═════ Textauszug ═════
MTK. Der Main-Taunus-Kreis ist zum Schutz gegen die Blauzungen-Krankheit vorsorglich zum Sperrgebiet erklärt worden. Wie Kreisbeigeordnete Madlen Overdick mitteilt, ist bislang kein Tier erkrankt: „Das ist eine reine Vorsichtsmaßnahme, um das Vieh im MTK zu schützen“, erläutert die Veterinärdezernentin. Menschen drohe durch die Viruserkrankung keine Gefahr, es gebe nur Beschränkungen für die Haltung und Verbreitung von Tieren. Die Viruskrankheit wird von Stechmücken übertragen. Sie befällt vor allem Schafe und Rinder, aber auch Ziegen, Wiederkäuer wie Rehe und Hirsche sowie Neuweltkameliden (höckerlose Kamele aus Südamerika). Infizierte Tiere können mit Medikamenten behandelt werden. Der Verzehr von Fleisch erkrankter Tieren ist für den Menschen nicht gefährlich.

Die Sperrgebietsregelung hat Konsequenzen für die Halter der gefährdeten Arten: Sie müssen den Standort ihrer Tiere unverzüglich dem Amt für Verbraucherschutz und Veterinärwesen beim Main-Taunus-Kreis melden. Zudem dürfen keine Tiere, Embryonen, Samen und Eizellen aus dem Kreis gebracht werden – es sei denn, das Veterinäramt gibt eine Ausnahmegenehmigung.

Wie Overdick erläutert, werden Sperrzonen derzeit auch in diversen Nachbarkreisen und -städten eingerichtet. Den Angaben zufolge ist die Krankheit im Landkreis Trier-Saarburg und in der Stadt Zweibrücken (beide Rheinland-Pfalz) ausgebrochen; Gebiete bis zu einer bestimmten Entfernung gelten zumindest als potenziell gefährdet. Daher habe das Land den Kreis angewiesen, das Sperrgebiet einzurichten.
═════ Datenauszüge ═════
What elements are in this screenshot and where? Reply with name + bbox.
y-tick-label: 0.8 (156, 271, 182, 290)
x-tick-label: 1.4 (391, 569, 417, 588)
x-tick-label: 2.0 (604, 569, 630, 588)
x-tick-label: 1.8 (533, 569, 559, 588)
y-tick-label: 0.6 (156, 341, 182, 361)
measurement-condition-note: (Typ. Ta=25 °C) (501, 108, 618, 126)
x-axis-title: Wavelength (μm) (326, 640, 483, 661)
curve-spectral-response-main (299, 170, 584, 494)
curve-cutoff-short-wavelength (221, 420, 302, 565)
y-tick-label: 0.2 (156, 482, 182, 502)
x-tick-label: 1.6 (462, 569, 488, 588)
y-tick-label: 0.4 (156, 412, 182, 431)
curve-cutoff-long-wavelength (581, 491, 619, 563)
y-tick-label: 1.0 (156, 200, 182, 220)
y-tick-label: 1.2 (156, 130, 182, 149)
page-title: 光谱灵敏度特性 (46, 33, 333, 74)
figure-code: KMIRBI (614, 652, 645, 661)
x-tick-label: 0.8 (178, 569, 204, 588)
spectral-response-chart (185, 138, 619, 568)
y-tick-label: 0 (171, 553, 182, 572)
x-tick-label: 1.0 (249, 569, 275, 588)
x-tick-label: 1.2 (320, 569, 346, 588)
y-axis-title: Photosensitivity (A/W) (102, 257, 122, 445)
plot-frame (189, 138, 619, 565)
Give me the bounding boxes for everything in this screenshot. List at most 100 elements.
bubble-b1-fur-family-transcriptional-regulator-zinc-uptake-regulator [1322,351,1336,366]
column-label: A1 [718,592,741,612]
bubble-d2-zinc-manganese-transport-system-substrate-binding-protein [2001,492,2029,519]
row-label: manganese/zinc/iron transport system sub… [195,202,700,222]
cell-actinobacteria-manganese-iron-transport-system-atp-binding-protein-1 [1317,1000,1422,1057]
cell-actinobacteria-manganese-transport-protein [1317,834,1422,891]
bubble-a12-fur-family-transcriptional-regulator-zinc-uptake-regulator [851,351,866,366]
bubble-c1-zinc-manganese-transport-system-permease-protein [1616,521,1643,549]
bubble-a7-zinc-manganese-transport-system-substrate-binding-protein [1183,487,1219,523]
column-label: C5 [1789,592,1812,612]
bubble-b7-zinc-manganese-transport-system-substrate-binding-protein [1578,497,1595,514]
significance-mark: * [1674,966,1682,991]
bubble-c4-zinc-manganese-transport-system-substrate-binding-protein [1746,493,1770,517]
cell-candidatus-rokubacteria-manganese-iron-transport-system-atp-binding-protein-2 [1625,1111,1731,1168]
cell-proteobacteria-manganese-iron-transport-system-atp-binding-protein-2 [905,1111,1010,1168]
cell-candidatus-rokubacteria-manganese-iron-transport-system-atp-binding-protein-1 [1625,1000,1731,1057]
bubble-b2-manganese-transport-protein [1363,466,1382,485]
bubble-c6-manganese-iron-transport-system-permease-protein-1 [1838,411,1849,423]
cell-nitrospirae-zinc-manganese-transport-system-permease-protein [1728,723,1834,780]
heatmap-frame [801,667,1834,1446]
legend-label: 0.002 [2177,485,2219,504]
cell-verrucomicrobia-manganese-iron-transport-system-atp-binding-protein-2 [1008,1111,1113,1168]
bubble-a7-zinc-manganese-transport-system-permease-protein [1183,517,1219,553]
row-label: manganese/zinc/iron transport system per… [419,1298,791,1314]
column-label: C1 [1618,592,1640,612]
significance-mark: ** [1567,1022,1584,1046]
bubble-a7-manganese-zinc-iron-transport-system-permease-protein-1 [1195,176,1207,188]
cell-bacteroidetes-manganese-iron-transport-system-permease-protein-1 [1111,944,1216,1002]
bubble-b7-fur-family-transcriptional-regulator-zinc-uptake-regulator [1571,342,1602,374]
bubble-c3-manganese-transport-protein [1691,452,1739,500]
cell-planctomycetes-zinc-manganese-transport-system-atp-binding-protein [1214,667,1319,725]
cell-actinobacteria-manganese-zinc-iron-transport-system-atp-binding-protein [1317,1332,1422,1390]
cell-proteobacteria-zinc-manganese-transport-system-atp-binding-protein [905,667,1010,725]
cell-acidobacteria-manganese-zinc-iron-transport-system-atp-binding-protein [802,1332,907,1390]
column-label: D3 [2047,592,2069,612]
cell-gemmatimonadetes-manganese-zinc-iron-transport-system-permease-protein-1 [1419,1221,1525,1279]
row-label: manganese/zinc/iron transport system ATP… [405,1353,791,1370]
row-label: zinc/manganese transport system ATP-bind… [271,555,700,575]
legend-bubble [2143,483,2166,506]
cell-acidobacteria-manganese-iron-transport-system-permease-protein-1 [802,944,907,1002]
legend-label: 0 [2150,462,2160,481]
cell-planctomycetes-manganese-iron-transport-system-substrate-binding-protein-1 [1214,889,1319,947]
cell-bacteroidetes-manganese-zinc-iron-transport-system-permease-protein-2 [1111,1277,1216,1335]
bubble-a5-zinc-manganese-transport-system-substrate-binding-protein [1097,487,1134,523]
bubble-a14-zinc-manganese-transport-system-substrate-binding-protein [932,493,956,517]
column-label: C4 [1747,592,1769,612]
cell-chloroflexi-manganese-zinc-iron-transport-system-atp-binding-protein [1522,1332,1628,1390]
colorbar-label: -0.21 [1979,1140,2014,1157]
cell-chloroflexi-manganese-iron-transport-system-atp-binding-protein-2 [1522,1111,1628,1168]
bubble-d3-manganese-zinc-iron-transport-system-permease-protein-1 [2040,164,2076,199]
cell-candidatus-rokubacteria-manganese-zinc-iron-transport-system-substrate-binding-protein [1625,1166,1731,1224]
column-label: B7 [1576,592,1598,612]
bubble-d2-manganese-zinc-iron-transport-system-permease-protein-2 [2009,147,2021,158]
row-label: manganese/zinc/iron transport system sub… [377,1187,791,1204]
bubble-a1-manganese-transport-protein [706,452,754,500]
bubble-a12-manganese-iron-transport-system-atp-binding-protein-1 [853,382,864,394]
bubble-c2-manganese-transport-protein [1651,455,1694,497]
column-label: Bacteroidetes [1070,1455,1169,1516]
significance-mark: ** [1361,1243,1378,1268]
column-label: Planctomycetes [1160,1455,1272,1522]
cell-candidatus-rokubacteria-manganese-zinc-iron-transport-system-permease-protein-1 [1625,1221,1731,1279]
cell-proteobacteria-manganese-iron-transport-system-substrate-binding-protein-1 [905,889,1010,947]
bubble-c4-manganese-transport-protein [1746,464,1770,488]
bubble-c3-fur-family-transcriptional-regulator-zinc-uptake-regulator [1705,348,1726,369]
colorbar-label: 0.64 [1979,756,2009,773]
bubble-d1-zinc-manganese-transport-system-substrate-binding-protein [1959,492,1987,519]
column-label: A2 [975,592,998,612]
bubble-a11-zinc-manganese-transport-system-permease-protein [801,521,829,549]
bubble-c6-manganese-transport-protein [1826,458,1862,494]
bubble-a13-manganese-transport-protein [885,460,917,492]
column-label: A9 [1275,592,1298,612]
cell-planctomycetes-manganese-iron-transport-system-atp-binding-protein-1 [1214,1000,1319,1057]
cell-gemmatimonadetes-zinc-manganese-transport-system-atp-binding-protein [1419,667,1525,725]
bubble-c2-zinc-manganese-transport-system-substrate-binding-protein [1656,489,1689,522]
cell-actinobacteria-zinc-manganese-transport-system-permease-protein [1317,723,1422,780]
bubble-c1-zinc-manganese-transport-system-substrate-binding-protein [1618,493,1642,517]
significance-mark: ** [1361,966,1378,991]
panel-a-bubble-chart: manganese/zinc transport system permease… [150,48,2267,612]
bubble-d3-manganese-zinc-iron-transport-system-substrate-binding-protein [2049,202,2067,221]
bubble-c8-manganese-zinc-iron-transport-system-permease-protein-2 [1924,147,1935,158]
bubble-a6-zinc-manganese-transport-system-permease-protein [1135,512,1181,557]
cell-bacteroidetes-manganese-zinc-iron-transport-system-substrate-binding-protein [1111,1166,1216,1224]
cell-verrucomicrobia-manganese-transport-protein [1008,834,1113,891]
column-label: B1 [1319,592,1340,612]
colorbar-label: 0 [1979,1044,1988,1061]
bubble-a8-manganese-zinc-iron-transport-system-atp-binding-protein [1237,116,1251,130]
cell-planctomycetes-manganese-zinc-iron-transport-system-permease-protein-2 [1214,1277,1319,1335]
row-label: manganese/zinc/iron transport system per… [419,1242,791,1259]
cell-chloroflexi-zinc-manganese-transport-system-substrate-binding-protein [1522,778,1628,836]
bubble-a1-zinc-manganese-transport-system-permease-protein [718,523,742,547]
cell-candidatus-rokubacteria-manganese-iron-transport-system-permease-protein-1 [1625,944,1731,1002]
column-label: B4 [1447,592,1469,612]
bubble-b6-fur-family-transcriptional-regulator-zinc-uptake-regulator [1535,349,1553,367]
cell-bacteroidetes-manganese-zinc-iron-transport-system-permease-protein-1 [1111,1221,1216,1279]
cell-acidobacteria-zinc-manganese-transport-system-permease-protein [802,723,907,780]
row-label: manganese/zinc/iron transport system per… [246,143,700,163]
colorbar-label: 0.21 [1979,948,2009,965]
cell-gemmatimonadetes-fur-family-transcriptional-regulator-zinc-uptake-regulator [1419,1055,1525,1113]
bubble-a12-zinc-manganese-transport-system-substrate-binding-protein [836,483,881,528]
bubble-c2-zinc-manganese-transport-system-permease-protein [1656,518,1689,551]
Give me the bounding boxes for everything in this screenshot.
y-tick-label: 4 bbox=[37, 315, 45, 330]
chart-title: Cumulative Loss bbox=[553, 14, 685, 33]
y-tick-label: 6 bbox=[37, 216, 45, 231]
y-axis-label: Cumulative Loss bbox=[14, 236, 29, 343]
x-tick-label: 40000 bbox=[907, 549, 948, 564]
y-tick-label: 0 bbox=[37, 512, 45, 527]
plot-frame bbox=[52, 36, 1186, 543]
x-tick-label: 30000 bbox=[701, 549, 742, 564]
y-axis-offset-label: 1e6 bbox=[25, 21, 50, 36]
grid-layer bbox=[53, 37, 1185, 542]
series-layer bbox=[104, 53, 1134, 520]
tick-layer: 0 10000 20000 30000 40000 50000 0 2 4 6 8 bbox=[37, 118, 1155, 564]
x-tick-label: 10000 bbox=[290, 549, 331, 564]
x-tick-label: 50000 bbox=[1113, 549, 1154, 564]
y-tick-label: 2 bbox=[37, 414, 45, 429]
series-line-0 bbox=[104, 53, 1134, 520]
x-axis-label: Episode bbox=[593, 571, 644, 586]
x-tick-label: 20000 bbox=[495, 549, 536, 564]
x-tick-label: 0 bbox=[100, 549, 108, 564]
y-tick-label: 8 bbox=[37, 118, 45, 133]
═════
§ **Aufgabe A**
Fassen Sie den Absatz im Textauszug, der mit „Die Sperrgebietsregelung hat Konsequenzen“ beginnt, als Stichpunktliste zusammen und behalten Sie dabei seine wesentlichen Fakten bei.
§ **Aufgabe B**
Zitieren Sie aus dem Textauszug alles von „MTK. Der Main-Taunus-Kreis“ bis hinunter zu „Menschen nicht gefährlich.“.
Für die Bearbeitung braucht man die Zeilen nicht.

§ **Musterlösung A**
- Halter gefährdeter Arten müssen den Standort ihrer Tiere unverzüglich dem Amt für Verbraucherschutz und Veterinärwesen beim Main-Taunus-Kreis melden.
- Tiere, Embryonen, Samen und Eizellen dürfen nicht aus dem Kreis gebracht werden.
- Ausgenommen ist nur, was das Veterinäramt per Ausnahmegenehmigung zulässt.

§ **Musterlösung B**
MTK. Der Main-Taunus-Kreis ist zum Schutz gegen die Blauzungen-Krankheit vorsorglich zum Sperrgebiet erklärt worden. Wie Kreisbeigeordnete Madlen Overdick mitteilt, ist bislang kein Tier erkrankt: „Das ist eine reine Vorsichtsmaßnahme, um das Vieh im MTK zu schützen“, erläutert die Veterinärdezernentin. Menschen drohe durch die Viruserkrankung keine Gefahr, es gebe nur Beschränkungen für die Haltung und Verbreitung von Tieren. Die Viruskrankheit wird von Stechmücken übertragen. Sie befällt vor allem Schafe und Rinder, aber auch Ziegen, Wiederkäuer wie Rehe und Hirsche sowie Neuweltkameliden (höckerlose Kamele aus Südamerika). Infizierte Tiere können mit Medikamenten behandelt werden. Der Verzehr von Fleisch erkrankter Tieren ist für den Menschen nicht gefährlich.